*Short exercise:*
Set the listing down unchanged, minus every embedded image.

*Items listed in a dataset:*
◇ ◇ ◇

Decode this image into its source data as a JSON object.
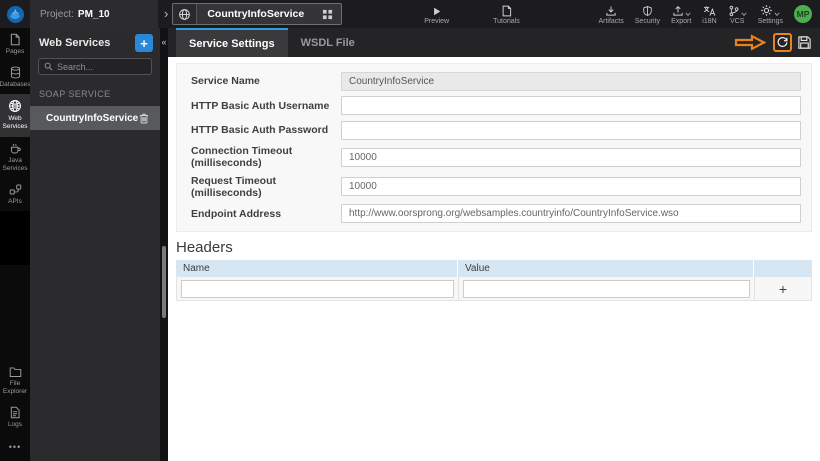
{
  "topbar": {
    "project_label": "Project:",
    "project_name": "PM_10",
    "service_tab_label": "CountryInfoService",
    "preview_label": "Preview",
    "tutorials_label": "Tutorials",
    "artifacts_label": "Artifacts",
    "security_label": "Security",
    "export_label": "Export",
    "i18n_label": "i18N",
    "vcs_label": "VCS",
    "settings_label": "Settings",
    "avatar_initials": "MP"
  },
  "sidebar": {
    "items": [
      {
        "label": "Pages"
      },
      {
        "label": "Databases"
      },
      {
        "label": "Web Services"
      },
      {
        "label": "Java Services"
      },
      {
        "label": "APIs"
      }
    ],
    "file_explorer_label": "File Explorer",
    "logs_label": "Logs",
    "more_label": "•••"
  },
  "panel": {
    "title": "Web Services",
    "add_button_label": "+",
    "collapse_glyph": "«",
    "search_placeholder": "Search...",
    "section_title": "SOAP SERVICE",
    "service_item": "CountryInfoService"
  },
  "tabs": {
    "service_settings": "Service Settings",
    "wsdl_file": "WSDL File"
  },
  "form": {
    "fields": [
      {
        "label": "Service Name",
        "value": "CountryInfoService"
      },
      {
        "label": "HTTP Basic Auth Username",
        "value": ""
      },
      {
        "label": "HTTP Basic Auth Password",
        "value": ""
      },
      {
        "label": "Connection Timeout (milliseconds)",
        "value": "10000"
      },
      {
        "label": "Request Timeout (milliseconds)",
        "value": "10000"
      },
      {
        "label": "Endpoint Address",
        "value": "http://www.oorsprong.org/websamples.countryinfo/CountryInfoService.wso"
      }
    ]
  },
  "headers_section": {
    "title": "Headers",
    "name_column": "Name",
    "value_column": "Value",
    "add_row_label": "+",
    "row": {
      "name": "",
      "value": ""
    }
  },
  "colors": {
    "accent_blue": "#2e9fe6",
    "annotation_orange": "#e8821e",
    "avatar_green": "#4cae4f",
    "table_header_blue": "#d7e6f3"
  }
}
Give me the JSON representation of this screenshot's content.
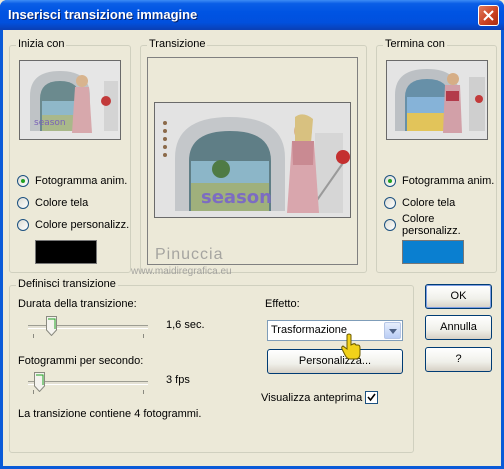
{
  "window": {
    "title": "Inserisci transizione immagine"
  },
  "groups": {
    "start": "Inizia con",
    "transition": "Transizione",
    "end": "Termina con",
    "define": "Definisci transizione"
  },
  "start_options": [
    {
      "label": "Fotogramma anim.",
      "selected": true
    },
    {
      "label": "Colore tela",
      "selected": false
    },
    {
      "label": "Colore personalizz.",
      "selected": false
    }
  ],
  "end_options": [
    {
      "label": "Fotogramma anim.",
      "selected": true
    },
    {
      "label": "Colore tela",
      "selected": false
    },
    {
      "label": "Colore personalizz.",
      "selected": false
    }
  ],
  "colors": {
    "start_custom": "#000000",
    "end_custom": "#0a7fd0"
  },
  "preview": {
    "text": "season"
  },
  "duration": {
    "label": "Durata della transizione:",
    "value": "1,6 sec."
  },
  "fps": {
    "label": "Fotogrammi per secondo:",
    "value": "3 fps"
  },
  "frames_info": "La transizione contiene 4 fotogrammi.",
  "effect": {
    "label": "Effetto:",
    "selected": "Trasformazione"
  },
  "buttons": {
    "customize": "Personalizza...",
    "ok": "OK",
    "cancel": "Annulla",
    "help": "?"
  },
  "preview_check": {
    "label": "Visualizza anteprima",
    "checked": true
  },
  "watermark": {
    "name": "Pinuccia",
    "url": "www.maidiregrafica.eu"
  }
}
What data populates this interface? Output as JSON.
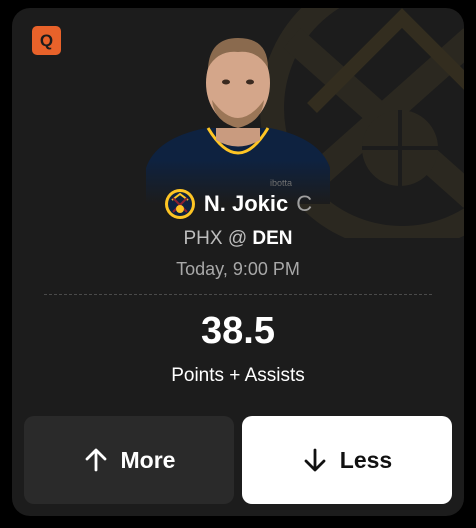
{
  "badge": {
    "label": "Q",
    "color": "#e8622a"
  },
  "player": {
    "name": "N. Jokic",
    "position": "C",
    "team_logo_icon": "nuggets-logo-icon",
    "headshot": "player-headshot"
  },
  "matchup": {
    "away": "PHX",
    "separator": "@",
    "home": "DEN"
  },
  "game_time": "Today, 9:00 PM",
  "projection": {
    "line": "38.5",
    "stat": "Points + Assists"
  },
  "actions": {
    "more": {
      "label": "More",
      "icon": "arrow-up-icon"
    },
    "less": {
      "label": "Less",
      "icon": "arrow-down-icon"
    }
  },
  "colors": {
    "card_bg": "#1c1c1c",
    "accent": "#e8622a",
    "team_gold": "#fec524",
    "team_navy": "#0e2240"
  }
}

◇ ◇ ◇

*Completed exercise:*
Decode this image into its source data as a JSON object.
{
  "topbar": {
    "project_label": "Project:",
    "project_name": "PM_10",
    "service_tab_label": "CountryInfoService",
    "preview_label": "Preview",
    "tutorials_label": "Tutorials",
    "artifacts_label": "Artifacts",
    "security_label": "Security",
    "export_label": "Export",
    "i18n_label": "i18N",
    "vcs_label": "VCS",
    "settings_label": "Settings",
    "avatar_initials": "MP"
  },
  "sidebar": {
    "items": [
      {
        "label": "Pages"
      },
      {
        "label": "Databases"
      },
      {
        "label": "Web Services"
      },
      {
        "label": "Java Services"
      },
      {
        "label": "APIs"
      }
    ],
    "file_explorer_label": "File Explorer",
    "logs_label": "Logs",
    "more_label": "•••"
  },
  "panel": {
    "title": "Web Services",
    "add_button_label": "+",
    "collapse_glyph": "«",
    "search_placeholder": "Search...",
    "section_title": "SOAP SERVICE",
    "service_item": "CountryInfoService"
  },
  "tabs": {
    "service_settings": "Service Settings",
    "wsdl_file": "WSDL File"
  },
  "form": {
    "fields": [
      {
        "label": "Service Name",
        "value": "CountryInfoService"
      },
      {
        "label": "HTTP Basic Auth Username",
        "value": ""
      },
      {
        "label": "HTTP Basic Auth Password",
        "value": ""
      },
      {
        "label": "Connection Timeout (milliseconds)",
        "value": "10000"
      },
      {
        "label": "Request Timeout (milliseconds)",
        "value": "10000"
      },
      {
        "label": "Endpoint Address",
        "value": "http://www.oorsprong.org/websamples.countryinfo/CountryInfoService.wso"
      }
    ]
  },
  "headers_section": {
    "title": "Headers",
    "name_column": "Name",
    "value_column": "Value",
    "add_row_label": "+",
    "row": {
      "name": "",
      "value": ""
    }
  },
  "colors": {
    "accent_blue": "#2e9fe6",
    "annotation_orange": "#e8821e",
    "avatar_green": "#4cae4f",
    "table_header_blue": "#d7e6f3"
  }
}
Give me the JSON representation of this screenshot's content.
{
  "window": {
    "title": "Inserisci transizione immagine"
  },
  "groups": {
    "start": "Inizia con",
    "transition": "Transizione",
    "end": "Termina con",
    "define": "Definisci transizione"
  },
  "start_options": [
    {
      "label": "Fotogramma anim.",
      "selected": true
    },
    {
      "label": "Colore tela",
      "selected": false
    },
    {
      "label": "Colore personalizz.",
      "selected": false
    }
  ],
  "end_options": [
    {
      "label": "Fotogramma anim.",
      "selected": true
    },
    {
      "label": "Colore tela",
      "selected": false
    },
    {
      "label": "Colore personalizz.",
      "selected": false
    }
  ],
  "colors": {
    "start_custom": "#000000",
    "end_custom": "#0a7fd0"
  },
  "preview": {
    "text": "season"
  },
  "duration": {
    "label": "Durata della transizione:",
    "value": "1,6 sec."
  },
  "fps": {
    "label": "Fotogrammi per secondo:",
    "value": "3 fps"
  },
  "frames_info": "La transizione contiene 4 fotogrammi.",
  "effect": {
    "label": "Effetto:",
    "selected": "Trasformazione"
  },
  "buttons": {
    "customize": "Personalizza...",
    "ok": "OK",
    "cancel": "Annulla",
    "help": "?"
  },
  "preview_check": {
    "label": "Visualizza anteprima",
    "checked": true
  },
  "watermark": {
    "name": "Pinuccia",
    "url": "www.maidiregrafica.eu"
  }
}
What data populates this interface? Output as JSON.
{
  "badge": {
    "label": "Q",
    "color": "#e8622a"
  },
  "player": {
    "name": "N. Jokic",
    "position": "C",
    "team_logo_icon": "nuggets-logo-icon",
    "headshot": "player-headshot"
  },
  "matchup": {
    "away": "PHX",
    "separator": "@",
    "home": "DEN"
  },
  "game_time": "Today, 9:00 PM",
  "projection": {
    "line": "38.5",
    "stat": "Points + Assists"
  },
  "actions": {
    "more": {
      "label": "More",
      "icon": "arrow-up-icon"
    },
    "less": {
      "label": "Less",
      "icon": "arrow-down-icon"
    }
  },
  "colors": {
    "card_bg": "#1c1c1c",
    "accent": "#e8622a",
    "team_gold": "#fec524",
    "team_navy": "#0e2240"
  }
}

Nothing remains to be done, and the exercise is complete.